TASK REQUIREMENTS
Show all lines of the listing that hold the word "name".

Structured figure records
------

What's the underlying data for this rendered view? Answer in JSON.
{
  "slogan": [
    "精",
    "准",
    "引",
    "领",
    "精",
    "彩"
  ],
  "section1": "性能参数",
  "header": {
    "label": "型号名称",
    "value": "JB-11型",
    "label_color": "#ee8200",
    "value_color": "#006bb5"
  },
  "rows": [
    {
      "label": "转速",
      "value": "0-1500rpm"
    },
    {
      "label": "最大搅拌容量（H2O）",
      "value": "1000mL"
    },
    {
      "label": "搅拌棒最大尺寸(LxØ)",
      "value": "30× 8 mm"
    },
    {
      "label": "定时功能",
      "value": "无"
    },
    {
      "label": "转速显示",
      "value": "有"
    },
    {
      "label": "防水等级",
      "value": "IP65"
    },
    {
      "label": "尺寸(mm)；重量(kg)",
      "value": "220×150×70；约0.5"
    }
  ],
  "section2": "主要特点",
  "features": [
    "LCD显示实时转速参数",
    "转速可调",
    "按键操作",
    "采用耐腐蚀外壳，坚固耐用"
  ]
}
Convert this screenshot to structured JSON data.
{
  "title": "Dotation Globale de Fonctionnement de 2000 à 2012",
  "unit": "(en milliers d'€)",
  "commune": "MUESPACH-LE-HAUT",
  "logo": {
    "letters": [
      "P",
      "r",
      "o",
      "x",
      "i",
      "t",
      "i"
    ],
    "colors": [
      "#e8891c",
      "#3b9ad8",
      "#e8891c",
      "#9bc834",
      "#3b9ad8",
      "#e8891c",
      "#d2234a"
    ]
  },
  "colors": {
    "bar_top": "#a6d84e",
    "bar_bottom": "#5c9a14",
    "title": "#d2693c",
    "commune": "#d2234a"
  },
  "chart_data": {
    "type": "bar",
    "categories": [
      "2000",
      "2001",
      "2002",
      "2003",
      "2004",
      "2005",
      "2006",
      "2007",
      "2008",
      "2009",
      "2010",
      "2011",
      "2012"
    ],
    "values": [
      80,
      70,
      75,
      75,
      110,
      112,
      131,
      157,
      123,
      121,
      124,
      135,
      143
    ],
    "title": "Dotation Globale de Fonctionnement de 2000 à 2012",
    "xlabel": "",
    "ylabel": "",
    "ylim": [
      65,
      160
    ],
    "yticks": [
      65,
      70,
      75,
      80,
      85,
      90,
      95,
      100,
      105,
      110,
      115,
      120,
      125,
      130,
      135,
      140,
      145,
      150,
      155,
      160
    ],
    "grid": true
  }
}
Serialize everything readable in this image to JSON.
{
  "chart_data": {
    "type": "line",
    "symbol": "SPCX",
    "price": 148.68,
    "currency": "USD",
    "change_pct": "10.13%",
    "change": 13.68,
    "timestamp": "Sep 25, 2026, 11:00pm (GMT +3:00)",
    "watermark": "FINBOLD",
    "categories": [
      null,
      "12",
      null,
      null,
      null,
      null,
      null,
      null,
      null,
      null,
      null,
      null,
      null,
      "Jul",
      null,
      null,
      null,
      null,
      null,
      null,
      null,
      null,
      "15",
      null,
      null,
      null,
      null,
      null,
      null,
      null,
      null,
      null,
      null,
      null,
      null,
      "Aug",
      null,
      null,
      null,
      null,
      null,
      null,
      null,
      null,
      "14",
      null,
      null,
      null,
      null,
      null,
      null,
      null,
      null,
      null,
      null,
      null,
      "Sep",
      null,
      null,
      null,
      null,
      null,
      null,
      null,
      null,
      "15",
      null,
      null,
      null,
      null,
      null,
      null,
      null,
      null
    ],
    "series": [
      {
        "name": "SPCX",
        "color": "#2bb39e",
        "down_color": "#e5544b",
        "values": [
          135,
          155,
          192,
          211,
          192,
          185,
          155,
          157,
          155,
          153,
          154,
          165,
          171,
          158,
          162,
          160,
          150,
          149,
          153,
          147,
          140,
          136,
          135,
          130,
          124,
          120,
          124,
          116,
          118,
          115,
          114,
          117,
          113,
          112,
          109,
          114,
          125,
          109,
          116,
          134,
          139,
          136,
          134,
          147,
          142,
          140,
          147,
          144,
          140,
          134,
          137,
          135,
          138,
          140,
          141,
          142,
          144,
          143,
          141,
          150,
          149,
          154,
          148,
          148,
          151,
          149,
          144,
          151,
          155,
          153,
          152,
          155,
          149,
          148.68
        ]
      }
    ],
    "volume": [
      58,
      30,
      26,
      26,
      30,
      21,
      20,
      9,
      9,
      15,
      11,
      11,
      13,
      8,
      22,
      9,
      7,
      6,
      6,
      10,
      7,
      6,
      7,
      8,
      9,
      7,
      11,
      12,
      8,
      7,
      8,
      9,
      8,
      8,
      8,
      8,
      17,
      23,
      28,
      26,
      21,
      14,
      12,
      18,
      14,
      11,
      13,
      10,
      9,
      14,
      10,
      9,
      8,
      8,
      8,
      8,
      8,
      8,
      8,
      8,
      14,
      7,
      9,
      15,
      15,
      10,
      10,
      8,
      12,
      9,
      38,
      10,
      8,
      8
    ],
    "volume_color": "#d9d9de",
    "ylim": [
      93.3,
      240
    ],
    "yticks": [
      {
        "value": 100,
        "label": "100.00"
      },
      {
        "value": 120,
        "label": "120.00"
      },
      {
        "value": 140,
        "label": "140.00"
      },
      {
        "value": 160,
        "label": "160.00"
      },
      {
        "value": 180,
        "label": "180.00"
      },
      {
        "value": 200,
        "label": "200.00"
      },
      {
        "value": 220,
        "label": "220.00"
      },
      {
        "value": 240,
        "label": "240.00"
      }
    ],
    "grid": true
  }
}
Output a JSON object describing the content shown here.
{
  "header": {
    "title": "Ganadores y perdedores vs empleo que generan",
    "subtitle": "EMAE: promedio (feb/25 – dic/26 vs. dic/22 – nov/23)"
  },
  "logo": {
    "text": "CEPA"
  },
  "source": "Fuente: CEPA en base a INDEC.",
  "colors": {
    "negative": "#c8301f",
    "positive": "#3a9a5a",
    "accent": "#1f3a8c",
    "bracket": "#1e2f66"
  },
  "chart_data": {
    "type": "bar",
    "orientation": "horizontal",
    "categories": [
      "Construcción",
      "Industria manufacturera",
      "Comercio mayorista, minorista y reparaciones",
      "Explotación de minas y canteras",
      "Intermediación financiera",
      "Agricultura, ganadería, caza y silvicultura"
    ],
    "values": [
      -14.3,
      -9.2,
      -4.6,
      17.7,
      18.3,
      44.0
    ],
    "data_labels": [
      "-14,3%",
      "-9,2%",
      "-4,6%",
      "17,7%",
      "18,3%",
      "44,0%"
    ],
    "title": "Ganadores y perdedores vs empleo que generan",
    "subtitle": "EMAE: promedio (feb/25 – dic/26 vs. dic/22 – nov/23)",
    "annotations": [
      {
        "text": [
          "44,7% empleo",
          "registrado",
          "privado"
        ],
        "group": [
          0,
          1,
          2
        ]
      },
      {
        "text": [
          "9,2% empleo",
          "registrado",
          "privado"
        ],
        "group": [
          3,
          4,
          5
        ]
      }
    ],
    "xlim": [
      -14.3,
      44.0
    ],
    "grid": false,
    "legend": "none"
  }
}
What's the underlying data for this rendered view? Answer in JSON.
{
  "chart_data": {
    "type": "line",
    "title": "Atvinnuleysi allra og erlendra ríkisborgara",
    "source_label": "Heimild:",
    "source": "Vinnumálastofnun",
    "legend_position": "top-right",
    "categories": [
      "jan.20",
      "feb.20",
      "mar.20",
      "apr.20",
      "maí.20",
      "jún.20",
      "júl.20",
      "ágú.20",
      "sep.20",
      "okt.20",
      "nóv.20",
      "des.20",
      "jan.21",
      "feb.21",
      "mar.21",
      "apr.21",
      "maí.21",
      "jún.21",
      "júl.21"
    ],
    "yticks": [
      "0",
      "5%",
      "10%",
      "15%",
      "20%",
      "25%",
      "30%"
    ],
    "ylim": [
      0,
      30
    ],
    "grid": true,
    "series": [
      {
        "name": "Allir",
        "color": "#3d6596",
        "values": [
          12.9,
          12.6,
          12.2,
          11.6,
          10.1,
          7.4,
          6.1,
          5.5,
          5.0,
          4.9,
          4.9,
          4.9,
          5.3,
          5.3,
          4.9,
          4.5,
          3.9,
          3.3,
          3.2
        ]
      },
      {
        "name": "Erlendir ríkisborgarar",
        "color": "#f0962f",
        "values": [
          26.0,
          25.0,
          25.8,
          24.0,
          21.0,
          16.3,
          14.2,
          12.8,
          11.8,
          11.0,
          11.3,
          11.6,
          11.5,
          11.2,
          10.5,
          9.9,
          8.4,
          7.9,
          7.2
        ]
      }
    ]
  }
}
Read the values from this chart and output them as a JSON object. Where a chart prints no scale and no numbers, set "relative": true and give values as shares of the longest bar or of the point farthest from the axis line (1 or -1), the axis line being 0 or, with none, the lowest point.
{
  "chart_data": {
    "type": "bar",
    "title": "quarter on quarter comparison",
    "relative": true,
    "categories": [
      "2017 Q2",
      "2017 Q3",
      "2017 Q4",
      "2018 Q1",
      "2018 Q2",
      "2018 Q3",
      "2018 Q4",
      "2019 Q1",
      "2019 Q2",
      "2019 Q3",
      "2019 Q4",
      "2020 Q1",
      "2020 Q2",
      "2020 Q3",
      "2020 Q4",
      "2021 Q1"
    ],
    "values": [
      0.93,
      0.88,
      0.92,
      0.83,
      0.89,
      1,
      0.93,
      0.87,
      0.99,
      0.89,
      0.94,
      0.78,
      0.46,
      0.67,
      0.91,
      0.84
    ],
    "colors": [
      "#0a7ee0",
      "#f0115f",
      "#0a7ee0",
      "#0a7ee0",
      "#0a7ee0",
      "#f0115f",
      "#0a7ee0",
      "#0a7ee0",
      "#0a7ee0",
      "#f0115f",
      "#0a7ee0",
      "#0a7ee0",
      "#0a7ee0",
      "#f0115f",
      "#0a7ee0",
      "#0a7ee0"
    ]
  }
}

------

SOLUTION
        "name": "SPCX",
        "name": "Allir",
        "name": "Erlendir ríkisborgarar",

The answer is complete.